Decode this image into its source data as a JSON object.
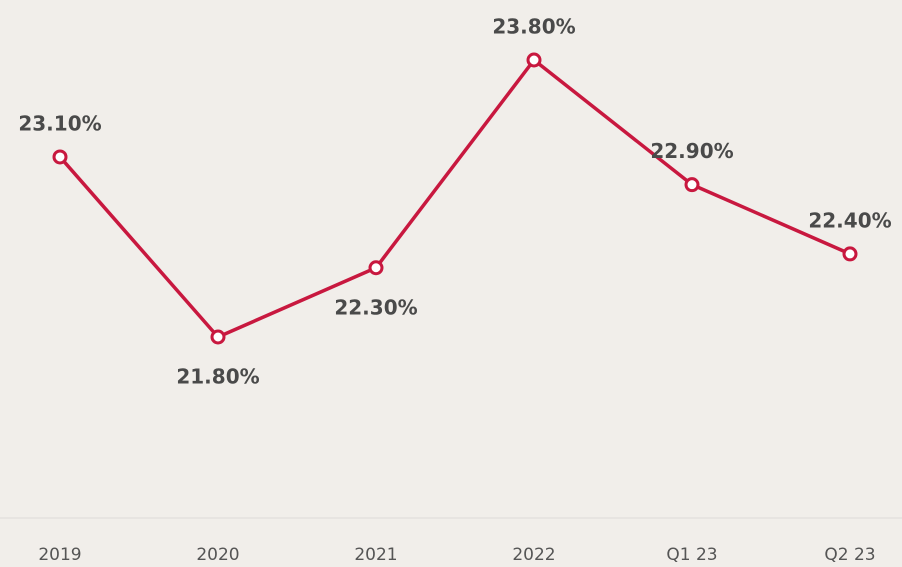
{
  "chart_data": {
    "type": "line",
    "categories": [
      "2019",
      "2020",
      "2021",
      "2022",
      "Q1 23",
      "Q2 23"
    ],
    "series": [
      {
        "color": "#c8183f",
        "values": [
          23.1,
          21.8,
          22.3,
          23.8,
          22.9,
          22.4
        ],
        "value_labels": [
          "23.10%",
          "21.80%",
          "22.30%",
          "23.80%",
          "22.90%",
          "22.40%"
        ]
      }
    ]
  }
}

* [STATED GOAL]: Write out all the entries again, word for word, and print no images.

* [THE SOLUTION]:
Decode this image into its source data as a JSON object.
{
  "chart_data": {
    "type": "line",
    "categories": [
      "2019",
      "2020",
      "2021",
      "2022",
      "Q1 23",
      "Q2 23"
    ],
    "series": [
      {
        "color": "#c8183f",
        "values": [
          23.1,
          21.8,
          22.3,
          23.8,
          22.9,
          22.4
        ],
        "value_labels": [
          "23.10%",
          "21.80%",
          "22.30%",
          "23.80%",
          "22.90%",
          "22.40%"
        ]
      }
    ]
  }
}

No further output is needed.